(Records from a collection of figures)
— BEGIN —
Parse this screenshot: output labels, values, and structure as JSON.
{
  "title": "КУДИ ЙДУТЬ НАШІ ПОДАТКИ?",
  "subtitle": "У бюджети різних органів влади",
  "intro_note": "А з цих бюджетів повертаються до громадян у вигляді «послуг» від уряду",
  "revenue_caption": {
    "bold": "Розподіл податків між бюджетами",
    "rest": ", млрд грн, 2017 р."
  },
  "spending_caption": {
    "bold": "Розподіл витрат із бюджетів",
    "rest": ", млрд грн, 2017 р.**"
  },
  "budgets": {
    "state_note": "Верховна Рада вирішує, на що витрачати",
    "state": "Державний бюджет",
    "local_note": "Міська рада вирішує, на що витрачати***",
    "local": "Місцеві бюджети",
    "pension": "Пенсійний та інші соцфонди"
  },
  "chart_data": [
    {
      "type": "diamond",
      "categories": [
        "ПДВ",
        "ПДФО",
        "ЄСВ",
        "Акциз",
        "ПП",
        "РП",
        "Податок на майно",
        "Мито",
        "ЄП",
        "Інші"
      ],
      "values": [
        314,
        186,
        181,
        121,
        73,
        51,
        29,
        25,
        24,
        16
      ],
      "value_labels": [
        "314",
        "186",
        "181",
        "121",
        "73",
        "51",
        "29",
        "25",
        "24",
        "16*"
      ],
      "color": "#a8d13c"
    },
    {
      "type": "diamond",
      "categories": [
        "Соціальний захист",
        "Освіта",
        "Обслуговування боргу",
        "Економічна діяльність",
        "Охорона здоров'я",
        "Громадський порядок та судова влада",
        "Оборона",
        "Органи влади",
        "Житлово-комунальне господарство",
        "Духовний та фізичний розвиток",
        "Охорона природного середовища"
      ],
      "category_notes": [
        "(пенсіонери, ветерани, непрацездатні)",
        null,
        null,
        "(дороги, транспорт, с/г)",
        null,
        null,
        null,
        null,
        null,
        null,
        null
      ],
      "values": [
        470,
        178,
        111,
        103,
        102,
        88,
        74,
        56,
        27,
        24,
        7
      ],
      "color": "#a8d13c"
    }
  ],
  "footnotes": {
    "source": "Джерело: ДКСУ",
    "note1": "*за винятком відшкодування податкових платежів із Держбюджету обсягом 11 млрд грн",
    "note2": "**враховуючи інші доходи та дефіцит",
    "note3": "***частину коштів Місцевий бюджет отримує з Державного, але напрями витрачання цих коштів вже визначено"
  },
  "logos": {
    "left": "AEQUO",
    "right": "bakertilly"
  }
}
— END —
→ **SHORT TASK**:
Repeat every record, exactly as written.

→ **WRITTEN SOLUTION**:
Parse this screenshot: output labels, values, and structure as JSON.
{
  "title": "КУДИ ЙДУТЬ НАШІ ПОДАТКИ?",
  "subtitle": "У бюджети різних органів влади",
  "intro_note": "А з цих бюджетів повертаються до громадян у вигляді «послуг» від уряду",
  "revenue_caption": {
    "bold": "Розподіл податків між бюджетами",
    "rest": ", млрд грн, 2017 р."
  },
  "spending_caption": {
    "bold": "Розподіл витрат із бюджетів",
    "rest": ", млрд грн, 2017 р.**"
  },
  "budgets": {
    "state_note": "Верховна Рада вирішує, на що витрачати",
    "state": "Державний бюджет",
    "local_note": "Міська рада вирішує, на що витрачати***",
    "local": "Місцеві бюджети",
    "pension": "Пенсійний та інші соцфонди"
  },
  "chart_data": [
    {
      "type": "diamond",
      "categories": [
        "ПДВ",
        "ПДФО",
        "ЄСВ",
        "Акциз",
        "ПП",
        "РП",
        "Податок на майно",
        "Мито",
        "ЄП",
        "Інші"
      ],
      "values": [
        314,
        186,
        181,
        121,
        73,
        51,
        29,
        25,
        24,
        16
      ],
      "value_labels": [
        "314",
        "186",
        "181",
        "121",
        "73",
        "51",
        "29",
        "25",
        "24",
        "16*"
      ],
      "color": "#a8d13c"
    },
    {
      "type": "diamond",
      "categories": [
        "Соціальний захист",
        "Освіта",
        "Обслуговування боргу",
        "Економічна діяльність",
        "Охорона здоров'я",
        "Громадський порядок та судова влада",
        "Оборона",
        "Органи влади",
        "Житлово-комунальне господарство",
        "Духовний та фізичний розвиток",
        "Охорона природного середовища"
      ],
      "category_notes": [
        "(пенсіонери, ветерани, непрацездатні)",
        null,
        null,
        "(дороги, транспорт, с/г)",
        null,
        null,
        null,
        null,
        null,
        null,
        null
      ],
      "values": [
        470,
        178,
        111,
        103,
        102,
        88,
        74,
        56,
        27,
        24,
        7
      ],
      "color": "#a8d13c"
    }
  ],
  "footnotes": {
    "source": "Джерело: ДКСУ",
    "note1": "*за винятком відшкодування податкових платежів із Держбюджету обсягом 11 млрд грн",
    "note2": "**враховуючи інші доходи та дефіцит",
    "note3": "***частину коштів Місцевий бюджет отримує з Державного, але напрями витрачання цих коштів вже визначено"
  },
  "logos": {
    "left": "AEQUO",
    "right": "bakertilly"
  }
}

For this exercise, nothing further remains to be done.